> **DATASET ROWS**:
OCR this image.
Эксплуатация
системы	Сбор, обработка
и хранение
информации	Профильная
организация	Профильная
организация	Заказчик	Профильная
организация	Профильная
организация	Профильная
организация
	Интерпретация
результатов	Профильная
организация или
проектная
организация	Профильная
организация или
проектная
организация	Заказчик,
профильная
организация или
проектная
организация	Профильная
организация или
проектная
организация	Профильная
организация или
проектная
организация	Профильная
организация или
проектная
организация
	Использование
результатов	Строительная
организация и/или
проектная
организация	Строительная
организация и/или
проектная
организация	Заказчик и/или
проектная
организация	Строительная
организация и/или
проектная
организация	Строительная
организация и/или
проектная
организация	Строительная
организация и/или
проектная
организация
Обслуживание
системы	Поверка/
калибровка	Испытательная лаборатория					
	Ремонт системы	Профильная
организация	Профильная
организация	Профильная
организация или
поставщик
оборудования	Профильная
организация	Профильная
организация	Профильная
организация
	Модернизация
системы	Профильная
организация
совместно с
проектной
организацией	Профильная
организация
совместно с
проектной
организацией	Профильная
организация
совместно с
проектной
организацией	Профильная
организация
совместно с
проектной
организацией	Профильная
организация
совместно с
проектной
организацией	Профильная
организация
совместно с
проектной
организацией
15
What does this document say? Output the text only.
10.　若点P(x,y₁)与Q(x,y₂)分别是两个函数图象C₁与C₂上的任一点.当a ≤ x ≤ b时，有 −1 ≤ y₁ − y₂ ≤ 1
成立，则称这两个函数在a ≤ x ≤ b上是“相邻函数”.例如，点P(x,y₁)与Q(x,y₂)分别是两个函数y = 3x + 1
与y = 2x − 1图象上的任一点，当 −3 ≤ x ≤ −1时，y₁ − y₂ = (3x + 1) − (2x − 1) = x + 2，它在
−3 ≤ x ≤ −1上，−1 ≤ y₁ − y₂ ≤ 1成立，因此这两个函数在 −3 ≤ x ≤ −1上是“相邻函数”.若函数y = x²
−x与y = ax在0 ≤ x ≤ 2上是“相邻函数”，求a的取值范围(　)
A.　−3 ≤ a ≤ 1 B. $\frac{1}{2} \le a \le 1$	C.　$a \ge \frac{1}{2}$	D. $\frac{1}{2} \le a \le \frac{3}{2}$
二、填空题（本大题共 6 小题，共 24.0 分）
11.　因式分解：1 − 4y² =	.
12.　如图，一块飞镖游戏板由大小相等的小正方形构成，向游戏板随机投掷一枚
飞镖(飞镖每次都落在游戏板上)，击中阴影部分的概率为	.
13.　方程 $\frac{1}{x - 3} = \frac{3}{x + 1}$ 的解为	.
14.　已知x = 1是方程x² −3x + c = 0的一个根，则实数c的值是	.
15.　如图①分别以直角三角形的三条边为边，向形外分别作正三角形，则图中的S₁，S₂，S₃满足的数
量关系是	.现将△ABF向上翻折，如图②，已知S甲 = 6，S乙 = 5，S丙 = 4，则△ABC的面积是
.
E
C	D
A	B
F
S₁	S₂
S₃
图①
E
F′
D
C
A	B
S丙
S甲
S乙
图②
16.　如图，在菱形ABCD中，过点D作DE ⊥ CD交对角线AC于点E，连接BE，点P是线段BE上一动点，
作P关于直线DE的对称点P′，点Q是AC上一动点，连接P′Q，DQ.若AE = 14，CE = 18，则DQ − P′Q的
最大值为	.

> **REQUIREMENTS**:
Repeat the entries above exactly, leaving nothing out.

> **COMPLETE ANSWER**:
OCR this image.
Эксплуатация
системы	Сбор, обработка
и хранение
информации	Профильная
организация	Профильная
организация	Заказчик	Профильная
организация	Профильная
организация	Профильная
организация
	Интерпретация
результатов	Профильная
организация или
проектная
организация	Профильная
организация или
проектная
организация	Заказчик,
профильная
организация или
проектная
организация	Профильная
организация или
проектная
организация	Профильная
организация или
проектная
организация	Профильная
организация или
проектная
организация
	Использование
результатов	Строительная
организация и/или
проектная
организация	Строительная
организация и/или
проектная
организация	Заказчик и/или
проектная
организация	Строительная
организация и/или
проектная
организация	Строительная
организация и/или
проектная
организация	Строительная
организация и/или
проектная
организация
Обслуживание
системы	Поверка/
калибровка	Испытательная лаборатория					
	Ремонт системы	Профильная
организация	Профильная
организация	Профильная
организация или
поставщик
оборудования	Профильная
организация	Профильная
организация	Профильная
организация
	Модернизация
системы	Профильная
организация
совместно с
проектной
организацией	Профильная
организация
совместно с
проектной
организацией	Профильная
организация
совместно с
проектной
организацией	Профильная
организация
совместно с
проектной
организацией	Профильная
организация
совместно с
проектной
организацией	Профильная
организация
совместно с
проектной
организацией
15
What does this document say? Output the text only.
10.　若点P(x,y₁)与Q(x,y₂)分别是两个函数图象C₁与C₂上的任一点.当a ≤ x ≤ b时，有 −1 ≤ y₁ − y₂ ≤ 1
成立，则称这两个函数在a ≤ x ≤ b上是“相邻函数”.例如，点P(x,y₁)与Q(x,y₂)分别是两个函数y = 3x + 1
与y = 2x − 1图象上的任一点，当 −3 ≤ x ≤ −1时，y₁ − y₂ = (3x + 1) − (2x − 1) = x + 2，它在
−3 ≤ x ≤ −1上，−1 ≤ y₁ − y₂ ≤ 1成立，因此这两个函数在 −3 ≤ x ≤ −1上是“相邻函数”.若函数y = x²
−x与y = ax在0 ≤ x ≤ 2上是“相邻函数”，求a的取值范围(　)
A.　−3 ≤ a ≤ 1 B. $\frac{1}{2} \le a \le 1$	C.　$a \ge \frac{1}{2}$	D. $\frac{1}{2} \le a \le \frac{3}{2}$
二、填空题（本大题共 6 小题，共 24.0 分）
11.　因式分解：1 − 4y² =	.
12.　如图，一块飞镖游戏板由大小相等的小正方形构成，向游戏板随机投掷一枚
飞镖(飞镖每次都落在游戏板上)，击中阴影部分的概率为	.
13.　方程 $\frac{1}{x - 3} = \frac{3}{x + 1}$ 的解为	.
14.　已知x = 1是方程x² −3x + c = 0的一个根，则实数c的值是	.
15.　如图①分别以直角三角形的三条边为边，向形外分别作正三角形，则图中的S₁，S₂，S₃满足的数
量关系是	.现将△ABF向上翻折，如图②，已知S甲 = 6，S乙 = 5，S丙 = 4，则△ABC的面积是
.
E
C	D
A	B
F
S₁	S₂
S₃
图①
E
F′
D
C
A	B
S丙
S甲
S乙
图②
16.　如图，在菱形ABCD中，过点D作DE ⊥ CD交对角线AC于点E，连接BE，点P是线段BE上一动点，
作P关于直线DE的对称点P′，点Q是AC上一动点，连接P′Q，DQ.若AE = 14，CE = 18，则DQ − P′Q的
最大值为	.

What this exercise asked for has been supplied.